Rewrite the part of the records that opens with the line containing "legend-label: Classification (PC)" and closes with the line containing "x-axis-title: Particle Size". Replace "Percent Finer" with "Percent Passing" and leave everything else unchanged.

===== Information supplied

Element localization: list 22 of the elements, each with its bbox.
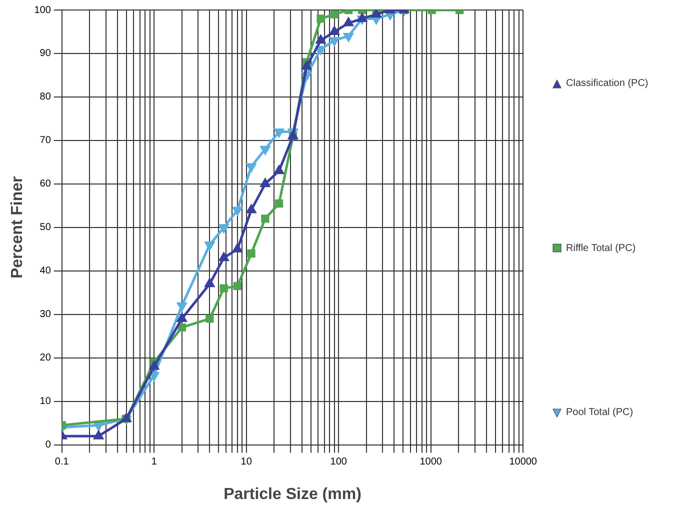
legend-label: Classification (PC) xyxy=(566,78,648,89)
x-tick-label: 0.1 xyxy=(54,456,70,468)
x-tick-label: 1 xyxy=(151,456,158,468)
y-tick-label: 90 xyxy=(40,48,52,60)
legend-label: Riffle Total (PC) xyxy=(566,242,636,254)
y-tick-label: 100 xyxy=(34,4,52,16)
y-tick-label: 80 xyxy=(40,92,52,103)
y-tick-label: 60 xyxy=(40,178,52,190)
x-tick-label: 10 xyxy=(240,456,252,468)
y-tick-label: 50 xyxy=(40,222,52,234)
x-tick-label: 10000 xyxy=(509,456,538,468)
y-tick-label: 10 xyxy=(40,396,52,408)
x-tick-label: 100 xyxy=(330,456,348,468)
legend-label: Pool Total (PC) xyxy=(566,407,634,418)
y-tick-label: 20 xyxy=(40,352,52,364)
y-tick-label: 70 xyxy=(40,135,52,146)
y-tick-label: 40 xyxy=(40,266,52,277)
y-tick-label: 0 xyxy=(45,440,52,451)
y-axis-title: Percent Finer xyxy=(9,176,26,279)
x-axis-title: Particle Size (mm) xyxy=(224,486,362,503)
x-tick-label: 1000 xyxy=(420,456,442,468)
y-tick-label: 30 xyxy=(40,309,52,320)
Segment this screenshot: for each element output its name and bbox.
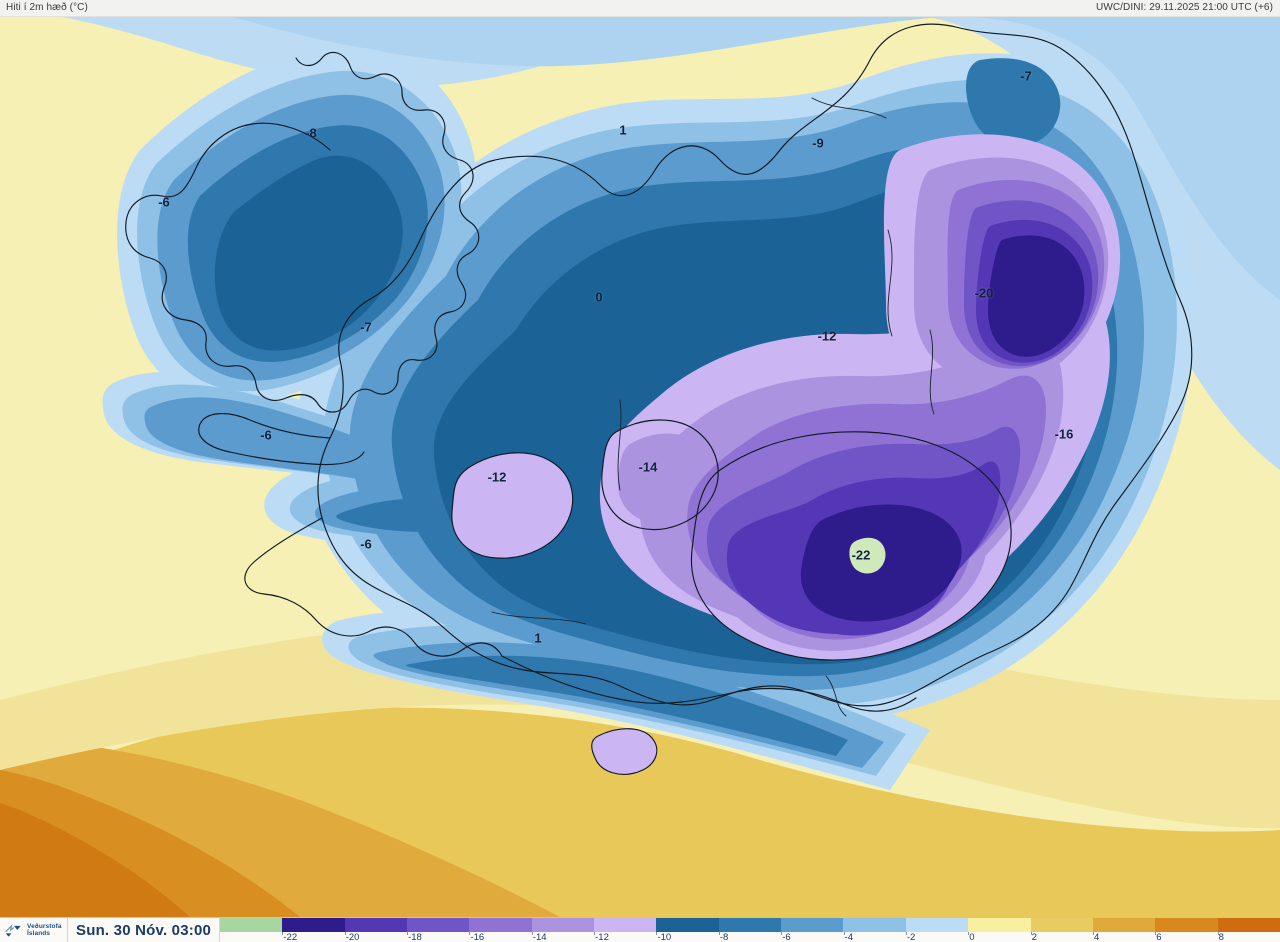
color-scale-band	[656, 918, 719, 932]
color-scale-tick-mark	[1155, 932, 1157, 935]
color-scale-tick-label: -12	[595, 932, 609, 942]
color-scale-tick-mark	[531, 932, 533, 935]
color-scale-band	[1030, 918, 1093, 932]
map-canvas	[0, 0, 1280, 917]
valid-time-cell: Sun. 30 Nóv. 03:00	[68, 918, 221, 942]
color-scale-tick-mark	[1217, 932, 1219, 935]
color-scale-tick-label: -10	[657, 932, 672, 942]
color-scale-tick-label: 8	[1218, 932, 1224, 942]
color-scale-tick-label: -2	[906, 932, 916, 942]
color-scale-tick-label: -6	[782, 932, 791, 942]
color-scale-tick-mark	[594, 932, 596, 935]
color-scale-tick-mark	[469, 932, 471, 935]
color-scale-tick-mark	[718, 932, 720, 935]
color-scale-tick-label: 4	[1093, 932, 1100, 942]
color-scale-band	[905, 918, 969, 932]
color-scale-tick-label: 2	[1031, 932, 1037, 942]
color-scale-tick-label: -14	[532, 932, 547, 942]
color-scale-tick-mark	[407, 932, 409, 935]
color-scale-tick-label: -20	[345, 932, 360, 942]
agency-logo[interactable]: Veðurstofa Íslands	[0, 918, 68, 942]
color-scale-swatches	[220, 918, 1280, 932]
color-scale-tick-label: -8	[719, 932, 729, 942]
color-scale-band	[781, 918, 844, 932]
color-scale-ticks: -22 -20 -18 -16 -14 -12 -10 -8 -6 -4 -2 0 2 4 6 8	[220, 932, 1280, 942]
color-scale-tick-mark	[1092, 932, 1094, 935]
map-title: Hiti í 2m hæð (°C)	[6, 2, 88, 13]
color-scale-band	[718, 918, 782, 932]
model-run-stamp: UWC/DINI: 29.11.2025 21:00 UTC (+6)	[1096, 2, 1273, 13]
color-scale-band	[220, 918, 283, 932]
met-office-arrows-icon	[5, 924, 21, 937]
color-scale-band	[1155, 918, 1218, 932]
color-scale-tick-mark	[905, 932, 907, 935]
color-scale-band	[594, 918, 657, 932]
color-scale-band	[407, 918, 470, 932]
agency-name-line2: Íslands	[27, 930, 51, 937]
color-scale-legend[interactable]: -22 -20 -18 -16 -14 -12 -10 -8 -6 -4 -2 0 2 4 6 8	[220, 918, 1280, 942]
color-scale-tick-mark	[282, 932, 284, 935]
color-scale-tick-label: -16	[470, 932, 485, 942]
valid-time-label: Sun. 30 Nóv. 03:00	[76, 921, 212, 939]
color-scale-tick-mark	[344, 932, 346, 935]
bottom-bar: Veðurstofa Íslands Sun. 30 Nóv. 03:00 -2…	[0, 917, 1280, 942]
color-scale-tick-label: -18	[408, 932, 422, 942]
color-scale-tick-mark	[1030, 932, 1032, 935]
header-bar: Hiti í 2m hæð (°C) UWC/DINI: 29.11.2025 …	[0, 0, 1280, 17]
agency-name-line1: Veðurstofa	[27, 922, 62, 930]
color-scale-tick-mark	[656, 932, 658, 935]
color-scale-tick-mark	[968, 932, 970, 935]
color-scale-tick-label: 0	[969, 932, 975, 942]
color-scale-band	[469, 918, 532, 932]
color-scale-band	[1092, 918, 1156, 932]
color-scale-band	[282, 918, 345, 932]
color-scale-tick-label: -4	[844, 932, 853, 942]
color-scale-band	[344, 918, 408, 932]
color-scale-band	[843, 918, 906, 932]
color-scale-tick-mark	[843, 932, 845, 935]
agency-logo-text: Veðurstofa Íslands	[27, 923, 62, 938]
color-scale-tick-mark	[781, 932, 783, 935]
color-scale-tick-label: -22	[283, 932, 298, 942]
temperature-map[interactable]: -8 1 -9 -7 -6 0 -12 -20 -7 -6 -12 -14 -16 -22 -6 1	[0, 0, 1280, 917]
color-scale-tick-label: 6	[1156, 932, 1162, 942]
color-scale-band	[531, 918, 595, 932]
color-scale-band	[968, 918, 1031, 932]
color-scale-band	[1217, 918, 1280, 932]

==========

**Complete output**:
legend-label: Classification (PC) xyxy=(566,78,648,89)
x-tick-label: 0.1 xyxy=(54,456,70,468)
x-tick-label: 1 xyxy=(151,456,158,468)
y-tick-label: 90 xyxy=(40,48,52,60)
legend-label: Riffle Total (PC) xyxy=(566,242,636,254)
y-tick-label: 100 xyxy=(34,4,52,16)
y-tick-label: 80 xyxy=(40,92,52,103)
y-tick-label: 60 xyxy=(40,178,52,190)
x-tick-label: 10 xyxy=(240,456,252,468)
y-tick-label: 50 xyxy=(40,222,52,234)
x-tick-label: 10000 xyxy=(509,456,538,468)
y-tick-label: 10 xyxy=(40,396,52,408)
x-tick-label: 100 xyxy=(330,456,348,468)
legend-label: Pool Total (PC) xyxy=(566,407,634,418)
y-tick-label: 20 xyxy=(40,352,52,364)
y-tick-label: 70 xyxy=(40,135,52,146)
y-tick-label: 40 xyxy=(40,266,52,277)
y-tick-label: 0 xyxy=(45,440,52,451)
y-axis-title: Percent Passing xyxy=(9,176,26,279)
x-axis-title: Particle Size (mm) xyxy=(224,486,362,503)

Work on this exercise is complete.